Gather from the material every line that contains the string "Agreement".

-- START OF Records for the exercise --

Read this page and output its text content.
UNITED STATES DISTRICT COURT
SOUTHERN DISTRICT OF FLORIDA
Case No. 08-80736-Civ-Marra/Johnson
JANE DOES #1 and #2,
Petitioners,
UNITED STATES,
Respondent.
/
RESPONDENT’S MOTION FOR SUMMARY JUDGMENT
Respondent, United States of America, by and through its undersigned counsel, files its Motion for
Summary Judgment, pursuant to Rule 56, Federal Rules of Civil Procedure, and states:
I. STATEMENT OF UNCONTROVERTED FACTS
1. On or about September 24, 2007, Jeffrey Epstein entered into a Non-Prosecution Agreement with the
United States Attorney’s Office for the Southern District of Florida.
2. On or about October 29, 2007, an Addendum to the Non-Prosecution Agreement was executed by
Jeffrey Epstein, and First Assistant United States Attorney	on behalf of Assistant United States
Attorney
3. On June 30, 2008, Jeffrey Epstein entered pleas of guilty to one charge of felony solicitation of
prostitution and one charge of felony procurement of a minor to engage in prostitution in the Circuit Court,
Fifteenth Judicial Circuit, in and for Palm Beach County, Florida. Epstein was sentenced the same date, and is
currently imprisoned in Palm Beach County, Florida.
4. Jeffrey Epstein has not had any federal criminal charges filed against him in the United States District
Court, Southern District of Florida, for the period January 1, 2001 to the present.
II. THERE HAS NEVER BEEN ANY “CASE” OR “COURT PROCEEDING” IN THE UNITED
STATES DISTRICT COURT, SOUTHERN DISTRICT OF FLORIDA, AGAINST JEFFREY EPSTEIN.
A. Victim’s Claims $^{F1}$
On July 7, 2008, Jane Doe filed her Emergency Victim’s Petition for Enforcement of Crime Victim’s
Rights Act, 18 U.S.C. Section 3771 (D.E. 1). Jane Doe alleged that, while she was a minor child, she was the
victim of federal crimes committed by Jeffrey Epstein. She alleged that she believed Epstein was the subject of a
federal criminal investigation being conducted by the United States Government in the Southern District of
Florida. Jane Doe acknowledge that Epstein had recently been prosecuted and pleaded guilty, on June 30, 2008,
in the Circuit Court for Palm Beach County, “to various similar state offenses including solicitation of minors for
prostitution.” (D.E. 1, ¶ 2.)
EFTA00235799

-- END OF Records for the exercise --
-- START OF Records for the exercise --

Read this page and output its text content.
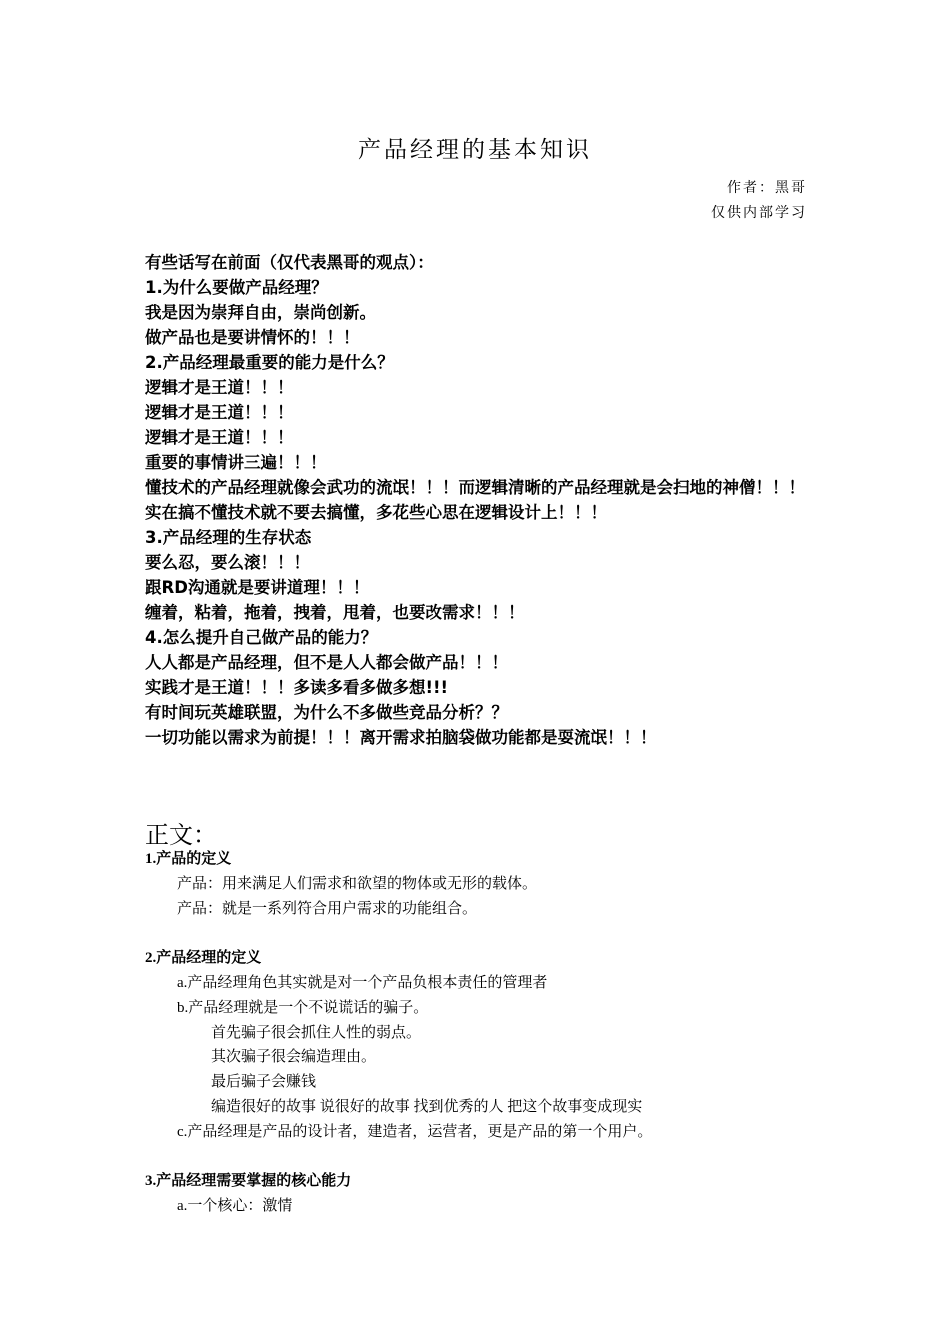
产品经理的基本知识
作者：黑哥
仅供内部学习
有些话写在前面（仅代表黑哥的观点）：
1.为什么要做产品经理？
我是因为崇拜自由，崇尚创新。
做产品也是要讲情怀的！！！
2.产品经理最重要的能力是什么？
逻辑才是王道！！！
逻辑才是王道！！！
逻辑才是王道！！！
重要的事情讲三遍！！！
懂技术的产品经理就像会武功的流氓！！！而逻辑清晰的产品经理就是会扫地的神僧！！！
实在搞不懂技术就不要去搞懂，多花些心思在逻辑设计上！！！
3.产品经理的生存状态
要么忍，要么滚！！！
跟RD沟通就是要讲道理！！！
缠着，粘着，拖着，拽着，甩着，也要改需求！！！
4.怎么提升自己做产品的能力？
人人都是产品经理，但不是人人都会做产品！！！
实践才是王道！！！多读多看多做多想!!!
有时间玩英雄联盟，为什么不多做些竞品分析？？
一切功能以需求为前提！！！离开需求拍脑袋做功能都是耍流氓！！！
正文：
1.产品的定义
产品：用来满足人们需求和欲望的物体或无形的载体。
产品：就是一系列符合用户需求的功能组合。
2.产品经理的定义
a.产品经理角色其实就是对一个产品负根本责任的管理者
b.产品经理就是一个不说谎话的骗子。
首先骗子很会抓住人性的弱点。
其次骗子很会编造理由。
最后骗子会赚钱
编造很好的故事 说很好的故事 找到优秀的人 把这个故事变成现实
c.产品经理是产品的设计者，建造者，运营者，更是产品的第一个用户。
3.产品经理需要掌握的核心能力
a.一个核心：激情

-- END OF Records for the exercise --
-- START OF Records for the exercise --

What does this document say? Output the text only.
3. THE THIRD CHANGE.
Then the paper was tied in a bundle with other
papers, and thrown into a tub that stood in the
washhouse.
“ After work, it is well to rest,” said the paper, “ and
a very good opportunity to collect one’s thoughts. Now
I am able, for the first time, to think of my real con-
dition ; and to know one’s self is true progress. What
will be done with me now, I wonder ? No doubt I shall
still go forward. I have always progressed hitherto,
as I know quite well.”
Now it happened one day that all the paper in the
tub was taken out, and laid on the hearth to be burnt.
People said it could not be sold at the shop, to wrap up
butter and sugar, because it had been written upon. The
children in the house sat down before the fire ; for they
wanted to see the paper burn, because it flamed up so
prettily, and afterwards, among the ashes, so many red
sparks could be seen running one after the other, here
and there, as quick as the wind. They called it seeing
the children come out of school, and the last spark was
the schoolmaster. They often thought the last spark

-- END OF Records for the exercise --

◆ Expected answer:
1. On or about September 24, 2007, Jeffrey Epstein entered into a Non-Prosecution Agreement with the
2. On or about October 29, 2007, an Addendum to the Non-Prosecution Agreement was executed by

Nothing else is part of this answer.